Task instructions:
All lines in which the word "stores" occurs are to be extracted.

[Begin Data supplied]

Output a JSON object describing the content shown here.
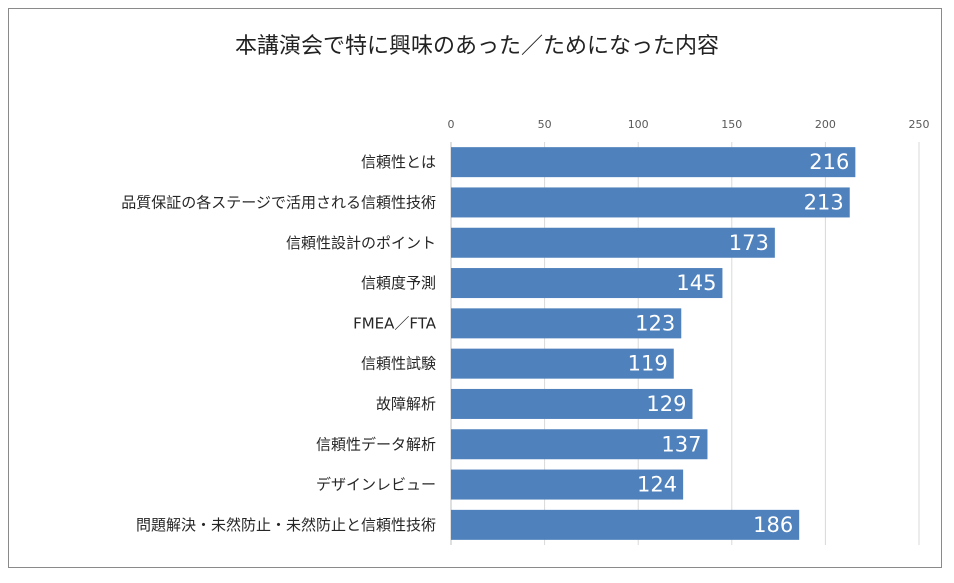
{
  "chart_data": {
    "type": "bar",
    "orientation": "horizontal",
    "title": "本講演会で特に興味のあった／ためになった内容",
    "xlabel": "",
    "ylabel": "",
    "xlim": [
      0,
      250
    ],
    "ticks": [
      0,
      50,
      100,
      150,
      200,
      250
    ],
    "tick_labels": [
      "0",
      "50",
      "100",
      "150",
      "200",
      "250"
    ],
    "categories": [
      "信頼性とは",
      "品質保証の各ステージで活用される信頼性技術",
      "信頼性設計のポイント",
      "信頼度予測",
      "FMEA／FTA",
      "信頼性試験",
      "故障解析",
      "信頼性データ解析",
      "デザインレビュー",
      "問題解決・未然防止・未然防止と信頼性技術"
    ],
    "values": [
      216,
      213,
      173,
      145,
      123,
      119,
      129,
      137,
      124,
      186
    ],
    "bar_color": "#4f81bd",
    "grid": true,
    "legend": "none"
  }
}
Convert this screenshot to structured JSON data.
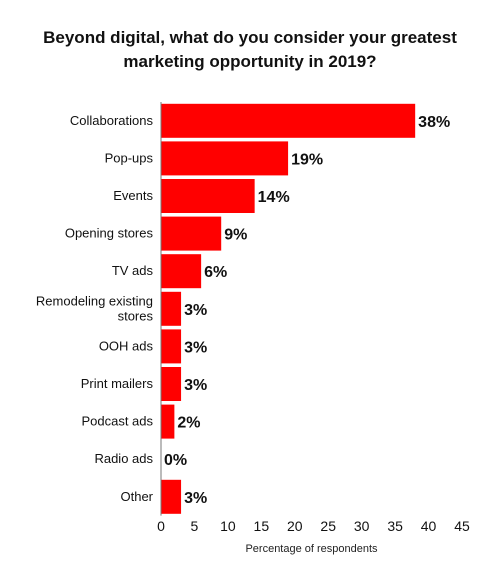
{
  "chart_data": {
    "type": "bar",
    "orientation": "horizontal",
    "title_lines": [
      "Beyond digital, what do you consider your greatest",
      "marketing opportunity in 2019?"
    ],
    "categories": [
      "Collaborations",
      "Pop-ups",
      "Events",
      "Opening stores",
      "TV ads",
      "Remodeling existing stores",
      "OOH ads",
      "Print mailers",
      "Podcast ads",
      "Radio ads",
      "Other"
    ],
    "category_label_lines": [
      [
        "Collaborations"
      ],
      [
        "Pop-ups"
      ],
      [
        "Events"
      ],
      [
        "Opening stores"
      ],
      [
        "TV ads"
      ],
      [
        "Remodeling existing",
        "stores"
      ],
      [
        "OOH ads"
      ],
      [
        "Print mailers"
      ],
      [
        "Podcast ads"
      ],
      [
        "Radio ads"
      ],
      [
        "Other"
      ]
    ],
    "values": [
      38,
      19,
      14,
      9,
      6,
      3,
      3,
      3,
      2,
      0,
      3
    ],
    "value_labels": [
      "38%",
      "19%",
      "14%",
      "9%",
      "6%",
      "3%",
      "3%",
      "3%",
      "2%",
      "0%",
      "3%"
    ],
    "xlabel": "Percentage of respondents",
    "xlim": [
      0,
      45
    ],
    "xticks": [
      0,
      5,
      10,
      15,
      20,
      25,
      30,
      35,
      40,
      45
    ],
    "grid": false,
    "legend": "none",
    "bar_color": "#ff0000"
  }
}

[End Data supplied]

Result:
      "Opening stores",
      "Remodeling existing stores",
        "Opening stores"
        "stores"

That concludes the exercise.